• _Aim_
Collect each line holding the string "的有关规定执行".

[Extracted records]
■ ■ ■ ■ ■ ■ ■

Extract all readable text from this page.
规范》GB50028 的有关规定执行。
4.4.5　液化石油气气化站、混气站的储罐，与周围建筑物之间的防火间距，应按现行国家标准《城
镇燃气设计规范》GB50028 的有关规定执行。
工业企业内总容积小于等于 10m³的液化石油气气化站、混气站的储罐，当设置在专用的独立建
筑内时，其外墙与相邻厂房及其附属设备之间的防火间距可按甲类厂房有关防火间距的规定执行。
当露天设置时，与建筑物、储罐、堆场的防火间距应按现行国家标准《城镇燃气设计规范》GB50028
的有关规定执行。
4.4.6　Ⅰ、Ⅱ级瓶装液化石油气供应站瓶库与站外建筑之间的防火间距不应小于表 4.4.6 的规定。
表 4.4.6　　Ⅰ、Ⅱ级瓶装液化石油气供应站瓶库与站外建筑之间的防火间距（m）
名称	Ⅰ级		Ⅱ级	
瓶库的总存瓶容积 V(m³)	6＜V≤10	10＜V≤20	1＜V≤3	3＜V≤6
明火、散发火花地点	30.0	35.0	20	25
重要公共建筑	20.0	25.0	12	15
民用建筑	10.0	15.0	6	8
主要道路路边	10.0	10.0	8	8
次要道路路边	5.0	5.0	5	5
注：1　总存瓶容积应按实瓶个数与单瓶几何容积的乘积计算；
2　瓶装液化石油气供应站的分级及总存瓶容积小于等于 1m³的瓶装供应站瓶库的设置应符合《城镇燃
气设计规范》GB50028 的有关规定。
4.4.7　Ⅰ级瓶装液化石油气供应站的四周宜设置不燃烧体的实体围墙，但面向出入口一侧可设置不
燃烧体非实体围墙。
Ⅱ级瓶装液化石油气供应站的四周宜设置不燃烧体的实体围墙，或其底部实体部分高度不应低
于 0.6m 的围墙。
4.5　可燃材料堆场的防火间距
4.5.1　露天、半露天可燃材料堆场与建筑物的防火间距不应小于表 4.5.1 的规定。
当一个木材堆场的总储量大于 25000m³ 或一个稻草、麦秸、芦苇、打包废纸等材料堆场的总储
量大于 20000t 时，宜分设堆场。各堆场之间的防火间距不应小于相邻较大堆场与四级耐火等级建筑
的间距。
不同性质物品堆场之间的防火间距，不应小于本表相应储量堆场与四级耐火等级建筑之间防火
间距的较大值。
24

■ ■ ■ ■ ■ ■ ■

• _Worked answer_
规范》GB50028 的有关规定执行。
镇燃气设计规范》GB50028 的有关规定执行。
的有关规定执行。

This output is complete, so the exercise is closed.